**FRAGMENTO CITADO**
Recuerdos elementales

    Por Martín Cuccorese


    Foto: Gabriel Reig

    Cabernet
    Jorge L. Borges 1757, Palermo Viejo (Soho).
    Todos los días, desde el mediodía.
    Tel.: 4831-3071

    No es la primera vez que me siento en alguna de las mesas de este restaurante cuya arquitectura me trae diversos recuerdos. Algunos barriales, esa esquina es bien de Palermo Viejo, aunque ahora lo llamen bobamente Soho. ¿A quién se le puede ocurrir comparar lo que tiene identidad per se? También podríamos llamarnos Manhattan en vez de Buenos Aires y en vez de fútbol decir soccer, total suena bien.
    Además, la arquitectura de Cabernet me trae otros recuerdos –ahora laborales–, la de mis primeros pasos en el Club del Vino. Su restaurante, hoy ya perdido. Tal vez sean los colores, tal vez sea también la cordialidad de la atención. ¡Uf! Ya está haciendo comparaciones. Cada lugar tiene su encanto y desencanto, sólo la memoria anuda y hace inclinar la balanza para un lado o para otro. Cabernet es Cabernet, como Macri es Macri y A = A, según estudié en Lógica.
    Desde hace ya casi cuatro años la propuesta de Cabernet no ha cambiado. Por supuesto, el menú, sí. Tanto su patio como el interior dibujan la silueta de la comodidad. Es decir, el servicio anima el sentirse cómodo, sin marca personal ni tampoco la gélida y paqueta distancia, estilo Isabelle Huppert.
    La cocina mantiene un concepto de cuisine francesa cosmopolita con orientación mediterránea regida por el ciclo de las estaciones y sus materias primas. Sin dejar de lado algunos localismos obligados en estas épocas turísticas de vacas gordas. A pesar de la friolera nos ubicamos en el patio (servicio de mesa $5,50 p/p) a resguardo de la calefacción –recuerde lector que este cronista no abandona fácilmente su pipa–. Ordenamos, según la sugerencia del día “champignones rellenos de echalottes” ($25) en reposo sobre un colchón de hojas verdes. En el corazón de los hongos un trocito de bocconcino de mozzarella. Buen equilibrio de sabores suaves. Porción para compartir si uno va con apetito moderado.

**ÍTEMS DE DATOS**
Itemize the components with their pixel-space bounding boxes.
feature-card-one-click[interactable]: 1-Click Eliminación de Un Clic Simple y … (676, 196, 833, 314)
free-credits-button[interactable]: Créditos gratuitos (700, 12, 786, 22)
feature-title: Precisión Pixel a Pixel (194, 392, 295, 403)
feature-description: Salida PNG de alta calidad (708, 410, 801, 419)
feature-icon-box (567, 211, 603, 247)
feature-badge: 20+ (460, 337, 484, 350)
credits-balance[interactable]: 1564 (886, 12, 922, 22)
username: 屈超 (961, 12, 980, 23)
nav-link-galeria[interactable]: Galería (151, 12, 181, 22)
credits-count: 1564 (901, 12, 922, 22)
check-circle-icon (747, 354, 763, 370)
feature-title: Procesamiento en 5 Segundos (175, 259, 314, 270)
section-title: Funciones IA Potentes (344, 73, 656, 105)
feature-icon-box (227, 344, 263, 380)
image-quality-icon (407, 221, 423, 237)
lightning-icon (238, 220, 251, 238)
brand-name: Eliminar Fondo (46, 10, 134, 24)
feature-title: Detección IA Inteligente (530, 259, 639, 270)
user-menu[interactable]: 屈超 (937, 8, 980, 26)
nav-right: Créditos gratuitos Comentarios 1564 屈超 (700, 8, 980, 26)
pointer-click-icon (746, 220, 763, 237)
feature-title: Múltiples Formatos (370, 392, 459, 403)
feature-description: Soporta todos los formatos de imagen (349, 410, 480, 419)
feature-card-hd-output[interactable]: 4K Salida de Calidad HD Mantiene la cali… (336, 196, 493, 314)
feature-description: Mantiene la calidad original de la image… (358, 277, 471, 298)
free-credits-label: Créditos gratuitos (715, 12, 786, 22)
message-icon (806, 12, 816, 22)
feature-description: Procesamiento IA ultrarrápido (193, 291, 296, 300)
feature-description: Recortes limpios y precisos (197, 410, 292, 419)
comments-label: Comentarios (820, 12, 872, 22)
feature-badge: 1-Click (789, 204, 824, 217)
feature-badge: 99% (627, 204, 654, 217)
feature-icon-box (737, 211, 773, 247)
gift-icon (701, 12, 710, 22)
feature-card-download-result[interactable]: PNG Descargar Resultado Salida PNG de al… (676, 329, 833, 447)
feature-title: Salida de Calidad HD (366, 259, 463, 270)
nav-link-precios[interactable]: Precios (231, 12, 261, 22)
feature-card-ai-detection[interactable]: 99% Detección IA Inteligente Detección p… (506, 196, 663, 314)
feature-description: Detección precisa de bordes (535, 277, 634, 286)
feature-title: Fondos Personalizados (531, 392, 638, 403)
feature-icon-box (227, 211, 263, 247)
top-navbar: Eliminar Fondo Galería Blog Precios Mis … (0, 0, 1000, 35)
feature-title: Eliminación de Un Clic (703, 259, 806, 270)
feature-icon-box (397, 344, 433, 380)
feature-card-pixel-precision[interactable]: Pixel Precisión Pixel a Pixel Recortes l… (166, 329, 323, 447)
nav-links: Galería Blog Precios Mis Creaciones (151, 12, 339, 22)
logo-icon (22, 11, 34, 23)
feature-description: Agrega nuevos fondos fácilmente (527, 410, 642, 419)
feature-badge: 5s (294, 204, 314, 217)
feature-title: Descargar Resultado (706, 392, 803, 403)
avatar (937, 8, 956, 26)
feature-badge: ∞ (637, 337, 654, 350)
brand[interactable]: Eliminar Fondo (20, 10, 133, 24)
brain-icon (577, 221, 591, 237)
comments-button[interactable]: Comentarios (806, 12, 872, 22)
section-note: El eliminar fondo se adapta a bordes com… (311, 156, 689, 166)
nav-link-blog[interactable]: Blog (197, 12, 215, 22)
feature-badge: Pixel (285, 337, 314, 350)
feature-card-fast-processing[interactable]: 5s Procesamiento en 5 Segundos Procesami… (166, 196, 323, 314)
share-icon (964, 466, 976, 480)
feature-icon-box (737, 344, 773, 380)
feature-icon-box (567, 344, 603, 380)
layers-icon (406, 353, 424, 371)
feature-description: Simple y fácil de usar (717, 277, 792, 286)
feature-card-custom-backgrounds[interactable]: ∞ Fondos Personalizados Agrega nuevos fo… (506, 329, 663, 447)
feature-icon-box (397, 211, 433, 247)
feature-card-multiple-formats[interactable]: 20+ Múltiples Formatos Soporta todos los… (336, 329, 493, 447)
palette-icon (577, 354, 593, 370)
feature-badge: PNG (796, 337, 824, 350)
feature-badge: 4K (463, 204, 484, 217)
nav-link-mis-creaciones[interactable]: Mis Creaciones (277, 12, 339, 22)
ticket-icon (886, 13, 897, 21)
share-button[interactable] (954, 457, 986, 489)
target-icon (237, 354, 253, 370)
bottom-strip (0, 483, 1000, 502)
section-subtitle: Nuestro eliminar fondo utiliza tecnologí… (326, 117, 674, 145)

--

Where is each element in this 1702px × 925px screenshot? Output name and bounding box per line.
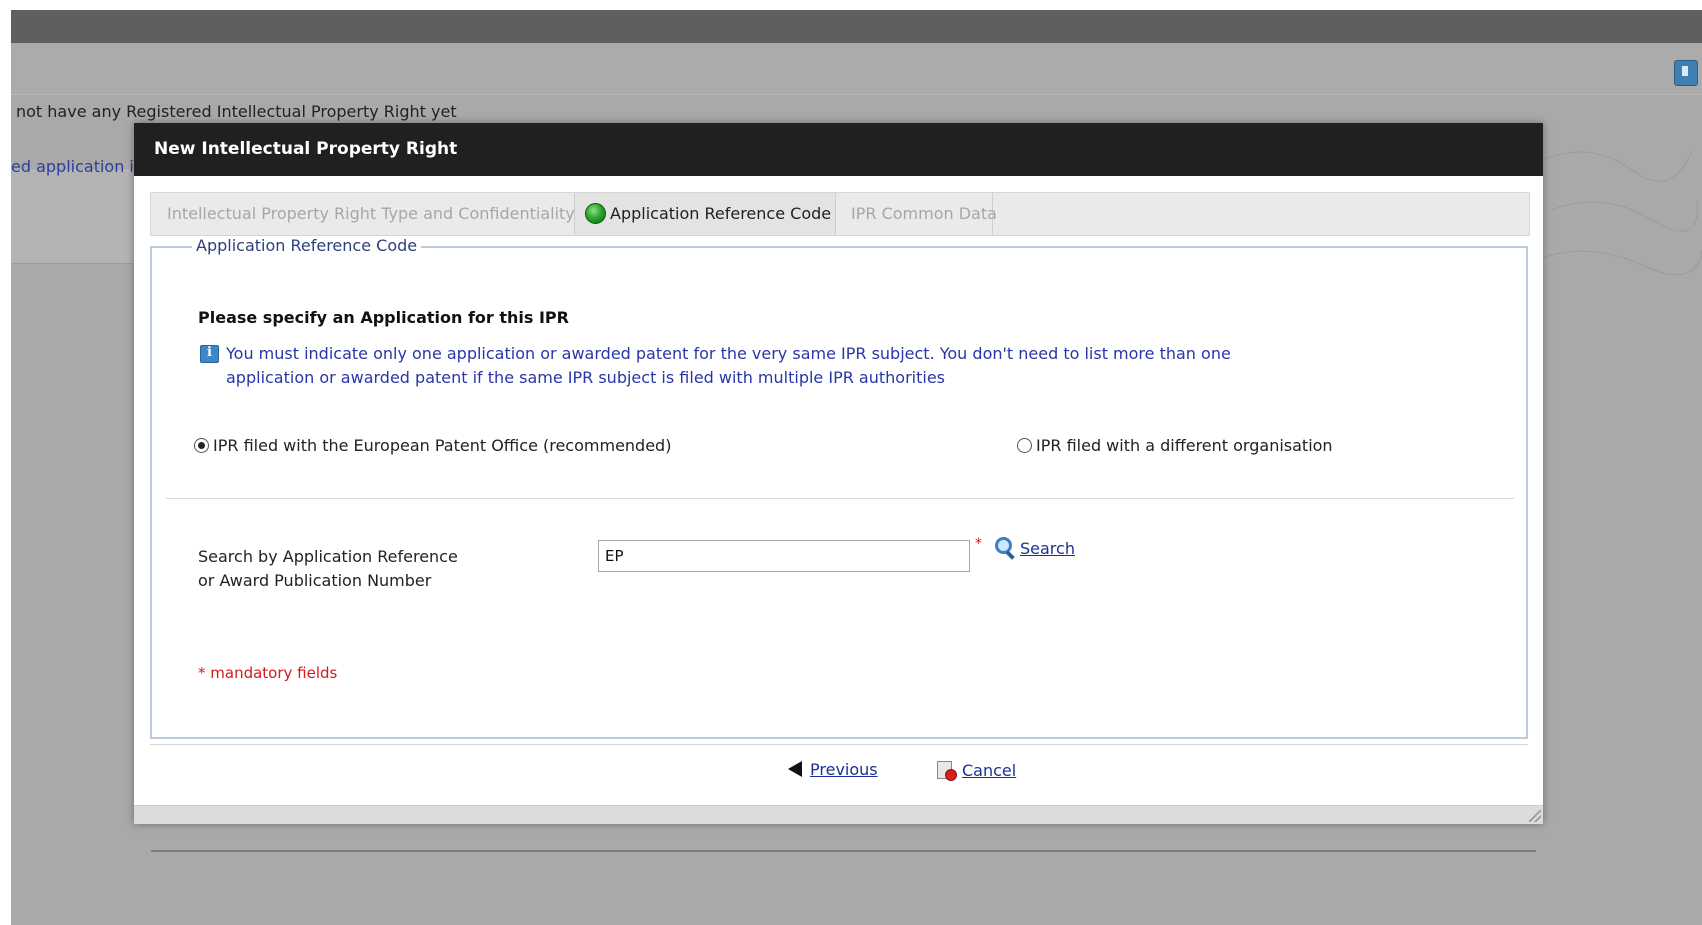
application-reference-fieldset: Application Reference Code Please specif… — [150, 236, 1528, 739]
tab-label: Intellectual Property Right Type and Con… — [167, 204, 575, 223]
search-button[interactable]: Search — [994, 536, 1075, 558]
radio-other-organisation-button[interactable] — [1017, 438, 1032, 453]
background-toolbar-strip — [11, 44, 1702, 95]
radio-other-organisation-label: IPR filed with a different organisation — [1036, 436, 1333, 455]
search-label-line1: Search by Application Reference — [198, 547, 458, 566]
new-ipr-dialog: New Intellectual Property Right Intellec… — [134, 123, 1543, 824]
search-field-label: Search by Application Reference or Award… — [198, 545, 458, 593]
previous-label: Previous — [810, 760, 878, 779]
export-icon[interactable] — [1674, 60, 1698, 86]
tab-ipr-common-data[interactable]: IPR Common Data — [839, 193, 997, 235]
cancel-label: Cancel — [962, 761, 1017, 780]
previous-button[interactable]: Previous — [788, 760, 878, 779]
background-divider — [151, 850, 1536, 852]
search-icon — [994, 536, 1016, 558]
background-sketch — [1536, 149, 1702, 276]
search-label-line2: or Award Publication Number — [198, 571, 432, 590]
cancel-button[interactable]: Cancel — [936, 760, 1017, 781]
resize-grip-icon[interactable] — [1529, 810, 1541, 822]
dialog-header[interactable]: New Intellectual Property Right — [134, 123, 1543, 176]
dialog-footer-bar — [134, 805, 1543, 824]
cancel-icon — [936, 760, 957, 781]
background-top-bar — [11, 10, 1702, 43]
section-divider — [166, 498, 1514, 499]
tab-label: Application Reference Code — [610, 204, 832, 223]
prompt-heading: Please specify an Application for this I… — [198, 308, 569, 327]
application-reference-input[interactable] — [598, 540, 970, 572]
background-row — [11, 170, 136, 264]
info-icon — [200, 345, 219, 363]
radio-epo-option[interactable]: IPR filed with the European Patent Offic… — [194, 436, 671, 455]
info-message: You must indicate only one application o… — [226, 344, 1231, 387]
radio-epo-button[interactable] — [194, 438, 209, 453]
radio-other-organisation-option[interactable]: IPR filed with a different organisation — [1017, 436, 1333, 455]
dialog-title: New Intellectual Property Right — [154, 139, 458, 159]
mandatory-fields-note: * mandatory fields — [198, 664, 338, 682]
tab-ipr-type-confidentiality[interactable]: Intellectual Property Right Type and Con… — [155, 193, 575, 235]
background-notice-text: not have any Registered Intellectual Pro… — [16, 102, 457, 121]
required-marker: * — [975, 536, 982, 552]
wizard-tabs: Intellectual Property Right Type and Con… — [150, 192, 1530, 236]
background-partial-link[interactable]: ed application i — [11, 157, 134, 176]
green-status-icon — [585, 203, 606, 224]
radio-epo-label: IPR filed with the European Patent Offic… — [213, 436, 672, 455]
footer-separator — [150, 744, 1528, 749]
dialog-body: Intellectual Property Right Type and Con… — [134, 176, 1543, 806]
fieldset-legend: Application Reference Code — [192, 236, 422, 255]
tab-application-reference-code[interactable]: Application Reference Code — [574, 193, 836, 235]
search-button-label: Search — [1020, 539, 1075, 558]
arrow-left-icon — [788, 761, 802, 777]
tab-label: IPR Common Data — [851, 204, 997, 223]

--

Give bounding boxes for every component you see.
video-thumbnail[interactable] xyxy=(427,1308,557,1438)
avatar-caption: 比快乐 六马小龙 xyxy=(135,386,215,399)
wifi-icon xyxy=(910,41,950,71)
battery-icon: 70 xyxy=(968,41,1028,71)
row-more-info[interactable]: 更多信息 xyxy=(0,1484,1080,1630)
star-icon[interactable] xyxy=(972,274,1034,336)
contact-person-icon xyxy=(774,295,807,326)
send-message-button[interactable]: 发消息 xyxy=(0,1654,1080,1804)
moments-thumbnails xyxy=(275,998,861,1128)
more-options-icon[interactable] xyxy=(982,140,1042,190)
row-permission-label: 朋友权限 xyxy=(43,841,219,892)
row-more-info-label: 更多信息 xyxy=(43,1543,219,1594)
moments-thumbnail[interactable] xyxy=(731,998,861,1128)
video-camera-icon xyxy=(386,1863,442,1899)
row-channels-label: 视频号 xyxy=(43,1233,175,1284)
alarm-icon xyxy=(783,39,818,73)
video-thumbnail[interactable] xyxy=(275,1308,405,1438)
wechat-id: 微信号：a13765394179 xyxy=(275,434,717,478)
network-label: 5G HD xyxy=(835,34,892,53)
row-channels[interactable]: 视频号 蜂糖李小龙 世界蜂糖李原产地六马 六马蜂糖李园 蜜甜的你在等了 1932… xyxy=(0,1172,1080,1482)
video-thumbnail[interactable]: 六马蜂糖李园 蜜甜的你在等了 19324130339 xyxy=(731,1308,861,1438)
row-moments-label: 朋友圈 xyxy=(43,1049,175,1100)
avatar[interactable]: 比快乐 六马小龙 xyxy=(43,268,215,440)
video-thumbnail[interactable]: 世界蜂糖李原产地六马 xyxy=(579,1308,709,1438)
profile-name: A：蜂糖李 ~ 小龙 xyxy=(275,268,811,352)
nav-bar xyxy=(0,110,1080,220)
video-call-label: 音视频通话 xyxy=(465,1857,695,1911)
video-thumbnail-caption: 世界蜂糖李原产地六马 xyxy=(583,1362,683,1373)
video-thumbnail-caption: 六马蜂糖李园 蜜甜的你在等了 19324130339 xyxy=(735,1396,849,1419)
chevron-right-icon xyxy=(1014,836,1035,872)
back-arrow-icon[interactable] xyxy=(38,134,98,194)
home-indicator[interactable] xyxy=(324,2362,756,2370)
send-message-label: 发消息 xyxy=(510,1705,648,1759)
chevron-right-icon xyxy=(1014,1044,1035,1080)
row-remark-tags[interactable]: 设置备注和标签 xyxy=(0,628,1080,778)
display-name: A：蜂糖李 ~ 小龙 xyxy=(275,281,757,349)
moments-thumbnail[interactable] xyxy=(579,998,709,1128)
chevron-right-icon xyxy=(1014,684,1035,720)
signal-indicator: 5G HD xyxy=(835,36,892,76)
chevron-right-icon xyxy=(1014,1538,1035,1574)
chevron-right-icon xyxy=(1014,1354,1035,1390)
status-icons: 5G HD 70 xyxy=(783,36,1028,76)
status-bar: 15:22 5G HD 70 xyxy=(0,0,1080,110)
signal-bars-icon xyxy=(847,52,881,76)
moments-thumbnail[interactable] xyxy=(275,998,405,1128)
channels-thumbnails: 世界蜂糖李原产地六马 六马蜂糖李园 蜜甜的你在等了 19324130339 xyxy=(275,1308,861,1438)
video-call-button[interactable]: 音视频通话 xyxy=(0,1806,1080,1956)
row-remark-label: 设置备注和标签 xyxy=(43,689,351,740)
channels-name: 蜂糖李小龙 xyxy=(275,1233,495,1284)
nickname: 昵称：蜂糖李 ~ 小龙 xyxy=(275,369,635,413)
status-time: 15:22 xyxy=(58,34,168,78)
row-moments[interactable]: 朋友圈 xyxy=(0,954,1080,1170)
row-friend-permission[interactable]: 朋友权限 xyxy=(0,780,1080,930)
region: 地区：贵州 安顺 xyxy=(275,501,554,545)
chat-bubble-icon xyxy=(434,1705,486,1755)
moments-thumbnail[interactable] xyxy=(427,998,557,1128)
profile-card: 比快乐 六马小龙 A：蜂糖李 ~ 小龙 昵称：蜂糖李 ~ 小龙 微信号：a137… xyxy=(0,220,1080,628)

**TAREA PROPUESTA A**
Responde, a partir de la reseña sobre Cabernet, estas preguntas:
(i) ¿En qué calle y número se encuentra el restaurante?
(ii) ¿Desde hace cuánto tiempo no ha cambiado su propuesta?
(iii) ¿Qué precio tienen los champignones rellenos de echalottes?
**TAREA PROPUESTA B**
Retoma la reseña sobre Cabernet y continúala a partir de su última oración.

**RESPUESTA A**
(i) En Jorge L. Borges 1757.
(ii) Desde hace casi cuatro años.
(iii) $25.

**RESPUESTA B**
    Luego fuimos por los principales. Primero, por un suculento “mil hojas de abadejo” ($48) acompañado de almejas salseadas en suave crema. El mil hojas estaba trabajado sobre capas de espinacas salteadas y tomates confitados. Muy bien el punto del abadejo, la carne firme, fragancias delicadas del mare nostrum para este pescado magro. Continuamos en onda marítima “ravioles de langostinos” ($49), un langostino por cada raviol (tamaño mediano) con una salsa crema al eneldo. Sutil sin quitar protagonismo a los langostinos. Correcto el punto “dente” de la masa, es decir, para morder, nada de largos hervores.
    Satisfechos, tranquilos, –este cronista siempre va acompañado, sino estaría bastante kilos más arriba de lo que el cinturón manda– observamos que el local, ese nocturno miércoles, prácticamente había completado sus mesas (mejor hacer reservas por las dudas). Entonces, nos dimos un merecido descanso, antes de dar el paso final. Nada raro fuimos por unas “peras Cabernet” ($15) con helado de frutilla al vino tinto y crema americana.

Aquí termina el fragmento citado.